## START Data section
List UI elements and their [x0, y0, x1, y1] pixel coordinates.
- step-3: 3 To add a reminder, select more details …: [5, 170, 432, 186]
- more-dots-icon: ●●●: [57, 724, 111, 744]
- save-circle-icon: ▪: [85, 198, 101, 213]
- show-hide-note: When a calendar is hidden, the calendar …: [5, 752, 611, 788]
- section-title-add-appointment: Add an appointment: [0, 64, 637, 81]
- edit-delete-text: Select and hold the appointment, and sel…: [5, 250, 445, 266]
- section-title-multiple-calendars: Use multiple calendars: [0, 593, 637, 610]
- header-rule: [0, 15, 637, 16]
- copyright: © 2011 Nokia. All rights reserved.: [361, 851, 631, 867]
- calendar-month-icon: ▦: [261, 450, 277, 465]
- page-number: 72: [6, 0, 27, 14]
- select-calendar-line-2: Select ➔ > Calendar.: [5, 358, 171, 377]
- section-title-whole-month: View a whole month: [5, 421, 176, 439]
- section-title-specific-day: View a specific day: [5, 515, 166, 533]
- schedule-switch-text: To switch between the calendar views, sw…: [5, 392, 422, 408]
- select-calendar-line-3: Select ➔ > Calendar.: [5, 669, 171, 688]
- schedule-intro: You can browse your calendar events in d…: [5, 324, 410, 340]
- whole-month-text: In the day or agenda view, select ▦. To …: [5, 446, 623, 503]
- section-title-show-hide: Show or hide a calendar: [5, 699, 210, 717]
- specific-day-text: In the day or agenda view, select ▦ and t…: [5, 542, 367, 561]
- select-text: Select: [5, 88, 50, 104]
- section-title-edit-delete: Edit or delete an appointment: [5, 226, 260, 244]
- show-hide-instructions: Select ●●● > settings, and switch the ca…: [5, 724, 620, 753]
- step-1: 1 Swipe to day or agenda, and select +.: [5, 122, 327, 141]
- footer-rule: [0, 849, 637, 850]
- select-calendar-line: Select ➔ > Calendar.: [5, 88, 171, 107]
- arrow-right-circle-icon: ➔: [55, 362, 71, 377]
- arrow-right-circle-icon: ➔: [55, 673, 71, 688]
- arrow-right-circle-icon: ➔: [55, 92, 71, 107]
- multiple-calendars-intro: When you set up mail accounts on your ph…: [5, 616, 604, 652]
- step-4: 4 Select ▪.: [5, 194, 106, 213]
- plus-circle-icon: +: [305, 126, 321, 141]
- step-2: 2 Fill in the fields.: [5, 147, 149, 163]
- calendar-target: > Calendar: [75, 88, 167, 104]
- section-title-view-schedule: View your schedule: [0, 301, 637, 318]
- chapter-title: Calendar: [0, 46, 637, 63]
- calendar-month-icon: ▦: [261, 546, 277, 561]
## END Data section
Copy the material word for word, from its first line down through the line containing "- select-text: Select: [5, 88, 50, 104]", including that line.

=== Task solution ===
List UI elements and their [x0, y0, x1, y1] pixel coordinates.
- step-3: 3 To add a reminder, select more details …: [5, 170, 432, 186]
- more-dots-icon: ●●●: [57, 724, 111, 744]
- save-circle-icon: ▪: [85, 198, 101, 213]
- show-hide-note: When a calendar is hidden, the calendar …: [5, 752, 611, 788]
- section-title-add-appointment: Add an appointment: [0, 64, 637, 81]
- edit-delete-text: Select and hold the appointment, and sel…: [5, 250, 445, 266]
- section-title-multiple-calendars: Use multiple calendars: [0, 593, 637, 610]
- header-rule: [0, 15, 637, 16]
- copyright: © 2011 Nokia. All rights reserved.: [361, 851, 631, 867]
- calendar-month-icon: ▦: [261, 450, 277, 465]
- page-number: 72: [6, 0, 27, 14]
- select-calendar-line-2: Select ➔ > Calendar.: [5, 358, 171, 377]
- section-title-whole-month: View a whole month: [5, 421, 176, 439]
- section-title-specific-day: View a specific day: [5, 515, 166, 533]
- schedule-switch-text: To switch between the calendar views, sw…: [5, 392, 422, 408]
- select-calendar-line-3: Select ➔ > Calendar.: [5, 669, 171, 688]
- schedule-intro: You can browse your calendar events in d…: [5, 324, 410, 340]
- whole-month-text: In the day or agenda view, select ▦. To …: [5, 446, 623, 503]
- section-title-show-hide: Show or hide a calendar: [5, 699, 210, 717]
- specific-day-text: In the day or agenda view, select ▦ and t…: [5, 542, 367, 561]
- select-text: Select: [5, 88, 50, 104]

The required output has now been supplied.